(What you need to do)
Reproduce the records below in their entirety, character for character.

[start]

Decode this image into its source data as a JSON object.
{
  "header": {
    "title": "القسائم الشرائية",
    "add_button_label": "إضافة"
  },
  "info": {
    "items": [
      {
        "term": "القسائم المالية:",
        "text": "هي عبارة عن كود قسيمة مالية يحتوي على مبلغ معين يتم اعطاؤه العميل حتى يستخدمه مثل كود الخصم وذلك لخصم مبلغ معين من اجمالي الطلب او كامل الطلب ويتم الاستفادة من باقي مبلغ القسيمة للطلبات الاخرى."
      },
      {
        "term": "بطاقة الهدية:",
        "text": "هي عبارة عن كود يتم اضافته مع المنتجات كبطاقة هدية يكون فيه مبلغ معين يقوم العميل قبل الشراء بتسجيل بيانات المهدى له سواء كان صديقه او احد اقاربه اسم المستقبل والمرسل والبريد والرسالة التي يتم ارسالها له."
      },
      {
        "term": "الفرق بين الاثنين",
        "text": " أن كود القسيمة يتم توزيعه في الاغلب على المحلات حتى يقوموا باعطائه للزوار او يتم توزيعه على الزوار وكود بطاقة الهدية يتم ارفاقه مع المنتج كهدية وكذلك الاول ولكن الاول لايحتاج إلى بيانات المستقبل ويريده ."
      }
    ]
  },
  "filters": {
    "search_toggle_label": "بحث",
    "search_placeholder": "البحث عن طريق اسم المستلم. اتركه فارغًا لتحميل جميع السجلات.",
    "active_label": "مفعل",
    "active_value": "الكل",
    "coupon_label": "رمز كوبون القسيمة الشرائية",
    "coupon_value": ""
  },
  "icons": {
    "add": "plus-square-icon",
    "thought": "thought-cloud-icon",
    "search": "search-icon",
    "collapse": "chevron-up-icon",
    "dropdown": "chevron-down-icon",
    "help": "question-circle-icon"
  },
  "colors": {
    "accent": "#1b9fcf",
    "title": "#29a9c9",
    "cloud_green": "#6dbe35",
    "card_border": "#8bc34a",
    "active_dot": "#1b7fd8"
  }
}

[end]

(Correct result)
Decode this image into its source data as a JSON object.
{
  "header": {
    "title": "القسائم الشرائية",
    "add_button_label": "إضافة"
  },
  "info": {
    "items": [
      {
        "term": "القسائم المالية:",
        "text": "هي عبارة عن كود قسيمة مالية يحتوي على مبلغ معين يتم اعطاؤه العميل حتى يستخدمه مثل كود الخصم وذلك لخصم مبلغ معين من اجمالي الطلب او كامل الطلب ويتم الاستفادة من باقي مبلغ القسيمة للطلبات الاخرى."
      },
      {
        "term": "بطاقة الهدية:",
        "text": "هي عبارة عن كود يتم اضافته مع المنتجات كبطاقة هدية يكون فيه مبلغ معين يقوم العميل قبل الشراء بتسجيل بيانات المهدى له سواء كان صديقه او احد اقاربه اسم المستقبل والمرسل والبريد والرسالة التي يتم ارسالها له."
      },
      {
        "term": "الفرق بين الاثنين",
        "text": " أن كود القسيمة يتم توزيعه في الاغلب على المحلات حتى يقوموا باعطائه للزوار او يتم توزيعه على الزوار وكود بطاقة الهدية يتم ارفاقه مع المنتج كهدية وكذلك الاول ولكن الاول لايحتاج إلى بيانات المستقبل ويريده ."
      }
    ]
  },
  "filters": {
    "search_toggle_label": "بحث",
    "search_placeholder": "البحث عن طريق اسم المستلم. اتركه فارغًا لتحميل جميع السجلات.",
    "active_label": "مفعل",
    "active_value": "الكل",
    "coupon_label": "رمز كوبون القسيمة الشرائية",
    "coupon_value": ""
  },
  "icons": {
    "add": "plus-square-icon",
    "thought": "thought-cloud-icon",
    "search": "search-icon",
    "collapse": "chevron-up-icon",
    "dropdown": "chevron-down-icon",
    "help": "question-circle-icon"
  },
  "colors": {
    "accent": "#1b9fcf",
    "title": "#29a9c9",
    "cloud_green": "#6dbe35",
    "card_border": "#8bc34a",
    "active_dot": "#1b7fd8"
  }
}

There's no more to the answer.